EXERCISE DESCRIPTION -
From the line that includes "Transcribe the text in this document." to the last line of the data, quote each line precisely; both boundary lines belong in the answer.

#### DATASET ROWS ####

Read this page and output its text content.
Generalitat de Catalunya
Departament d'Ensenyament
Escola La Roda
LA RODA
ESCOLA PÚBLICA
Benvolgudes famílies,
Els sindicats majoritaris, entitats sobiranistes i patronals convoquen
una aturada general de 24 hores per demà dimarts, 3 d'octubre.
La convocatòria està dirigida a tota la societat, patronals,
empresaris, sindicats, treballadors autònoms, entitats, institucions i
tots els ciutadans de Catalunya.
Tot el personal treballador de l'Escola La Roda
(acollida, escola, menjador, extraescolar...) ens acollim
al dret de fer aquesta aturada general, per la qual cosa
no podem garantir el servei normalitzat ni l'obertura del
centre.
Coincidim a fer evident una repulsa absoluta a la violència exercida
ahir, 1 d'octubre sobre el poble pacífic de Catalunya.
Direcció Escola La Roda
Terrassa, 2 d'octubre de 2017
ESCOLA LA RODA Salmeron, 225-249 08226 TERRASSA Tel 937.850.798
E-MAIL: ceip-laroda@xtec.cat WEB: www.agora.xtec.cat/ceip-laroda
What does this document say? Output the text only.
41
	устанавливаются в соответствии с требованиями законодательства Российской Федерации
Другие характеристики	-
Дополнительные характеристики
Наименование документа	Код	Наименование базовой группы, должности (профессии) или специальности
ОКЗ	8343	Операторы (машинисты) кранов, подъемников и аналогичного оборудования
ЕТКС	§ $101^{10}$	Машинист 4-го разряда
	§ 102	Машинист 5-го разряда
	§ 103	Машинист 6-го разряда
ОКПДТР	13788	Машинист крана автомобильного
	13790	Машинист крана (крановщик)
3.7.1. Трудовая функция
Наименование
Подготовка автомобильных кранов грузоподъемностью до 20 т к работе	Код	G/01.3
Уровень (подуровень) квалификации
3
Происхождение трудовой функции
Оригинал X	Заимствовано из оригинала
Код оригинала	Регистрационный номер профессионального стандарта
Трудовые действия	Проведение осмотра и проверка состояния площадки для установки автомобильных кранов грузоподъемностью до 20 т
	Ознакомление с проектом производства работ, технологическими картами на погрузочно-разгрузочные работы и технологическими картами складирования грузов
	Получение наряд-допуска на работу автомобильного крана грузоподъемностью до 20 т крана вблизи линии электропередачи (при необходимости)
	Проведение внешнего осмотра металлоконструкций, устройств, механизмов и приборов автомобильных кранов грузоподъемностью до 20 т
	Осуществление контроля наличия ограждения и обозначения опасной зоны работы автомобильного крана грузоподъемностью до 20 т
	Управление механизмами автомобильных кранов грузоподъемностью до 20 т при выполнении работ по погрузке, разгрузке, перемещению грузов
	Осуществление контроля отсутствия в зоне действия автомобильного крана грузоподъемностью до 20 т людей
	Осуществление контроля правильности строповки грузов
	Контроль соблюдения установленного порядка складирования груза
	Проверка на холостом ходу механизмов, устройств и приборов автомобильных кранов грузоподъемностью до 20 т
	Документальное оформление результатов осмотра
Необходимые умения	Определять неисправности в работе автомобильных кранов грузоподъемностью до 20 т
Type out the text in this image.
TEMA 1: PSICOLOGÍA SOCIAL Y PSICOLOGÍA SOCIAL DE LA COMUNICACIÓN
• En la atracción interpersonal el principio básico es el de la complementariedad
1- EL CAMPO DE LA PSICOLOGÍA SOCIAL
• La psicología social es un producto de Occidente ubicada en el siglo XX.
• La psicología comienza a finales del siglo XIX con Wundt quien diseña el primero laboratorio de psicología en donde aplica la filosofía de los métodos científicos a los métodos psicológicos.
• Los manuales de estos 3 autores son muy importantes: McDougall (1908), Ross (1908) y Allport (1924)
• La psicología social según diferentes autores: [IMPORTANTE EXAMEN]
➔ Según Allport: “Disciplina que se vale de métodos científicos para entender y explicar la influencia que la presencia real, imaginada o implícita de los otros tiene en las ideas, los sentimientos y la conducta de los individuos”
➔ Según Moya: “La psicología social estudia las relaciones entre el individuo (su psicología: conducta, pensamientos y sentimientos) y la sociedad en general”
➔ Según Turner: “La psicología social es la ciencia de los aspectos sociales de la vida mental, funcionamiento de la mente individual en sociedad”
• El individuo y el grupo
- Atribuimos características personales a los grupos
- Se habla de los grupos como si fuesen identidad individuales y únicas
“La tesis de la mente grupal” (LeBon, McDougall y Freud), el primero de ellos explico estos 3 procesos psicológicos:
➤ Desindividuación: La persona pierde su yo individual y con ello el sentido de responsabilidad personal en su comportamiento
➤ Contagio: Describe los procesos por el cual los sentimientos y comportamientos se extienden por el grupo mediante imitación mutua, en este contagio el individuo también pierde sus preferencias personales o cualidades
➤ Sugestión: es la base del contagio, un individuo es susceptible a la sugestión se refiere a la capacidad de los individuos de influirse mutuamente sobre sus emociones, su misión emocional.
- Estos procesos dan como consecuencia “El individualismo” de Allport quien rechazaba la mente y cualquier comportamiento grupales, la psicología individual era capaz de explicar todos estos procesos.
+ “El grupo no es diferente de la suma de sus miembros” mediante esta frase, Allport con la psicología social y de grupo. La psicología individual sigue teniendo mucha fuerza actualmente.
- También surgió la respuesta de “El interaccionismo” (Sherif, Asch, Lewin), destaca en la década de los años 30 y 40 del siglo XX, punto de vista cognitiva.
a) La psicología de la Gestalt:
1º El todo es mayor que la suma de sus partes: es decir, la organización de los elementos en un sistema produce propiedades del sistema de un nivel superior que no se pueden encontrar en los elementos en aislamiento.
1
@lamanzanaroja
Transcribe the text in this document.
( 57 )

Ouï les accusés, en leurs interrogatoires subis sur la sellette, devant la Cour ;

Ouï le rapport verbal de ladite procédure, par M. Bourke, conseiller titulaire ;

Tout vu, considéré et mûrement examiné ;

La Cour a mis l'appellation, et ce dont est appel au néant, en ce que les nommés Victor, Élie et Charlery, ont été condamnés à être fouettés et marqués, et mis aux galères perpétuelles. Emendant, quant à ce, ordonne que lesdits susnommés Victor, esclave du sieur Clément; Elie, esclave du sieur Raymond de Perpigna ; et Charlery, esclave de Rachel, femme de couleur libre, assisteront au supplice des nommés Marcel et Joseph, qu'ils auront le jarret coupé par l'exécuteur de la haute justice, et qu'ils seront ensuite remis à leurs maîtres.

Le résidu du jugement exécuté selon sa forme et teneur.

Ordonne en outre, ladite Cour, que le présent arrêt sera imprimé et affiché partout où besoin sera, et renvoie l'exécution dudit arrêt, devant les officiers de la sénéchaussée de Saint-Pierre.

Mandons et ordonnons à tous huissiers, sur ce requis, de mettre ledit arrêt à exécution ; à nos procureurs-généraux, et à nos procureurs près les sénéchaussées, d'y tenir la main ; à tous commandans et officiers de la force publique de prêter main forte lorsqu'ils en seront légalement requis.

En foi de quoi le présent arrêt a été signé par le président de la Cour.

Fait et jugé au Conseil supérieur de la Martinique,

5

####

ANSWER TO THIS EXERCISE -
Transcribe the text in this document.
( 57 )

Ouï les accusés, en leurs interrogatoires subis sur la sellette, devant la Cour ;

Ouï le rapport verbal de ladite procédure, par M. Bourke, conseiller titulaire ;

Tout vu, considéré et mûrement examiné ;

La Cour a mis l'appellation, et ce dont est appel au néant, en ce que les nommés Victor, Élie et Charlery, ont été condamnés à être fouettés et marqués, et mis aux galères perpétuelles. Emendant, quant à ce, ordonne que lesdits susnommés Victor, esclave du sieur Clément; Elie, esclave du sieur Raymond de Perpigna ; et Charlery, esclave de Rachel, femme de couleur libre, assisteront au supplice des nommés Marcel et Joseph, qu'ils auront le jarret coupé par l'exécuteur de la haute justice, et qu'ils seront ensuite remis à leurs maîtres.

Le résidu du jugement exécuté selon sa forme et teneur.

Ordonne en outre, ladite Cour, que le présent arrêt sera imprimé et affiché partout où besoin sera, et renvoie l'exécution dudit arrêt, devant les officiers de la sénéchaussée de Saint-Pierre.

Mandons et ordonnons à tous huissiers, sur ce requis, de mettre ledit arrêt à exécution ; à nos procureurs-généraux, et à nos procureurs près les sénéchaussées, d'y tenir la main ; à tous commandans et officiers de la force publique de prêter main forte lorsqu'ils en seront légalement requis.

En foi de quoi le présent arrêt a été signé par le président de la Cour.

Fait et jugé au Conseil supérieur de la Martinique,

5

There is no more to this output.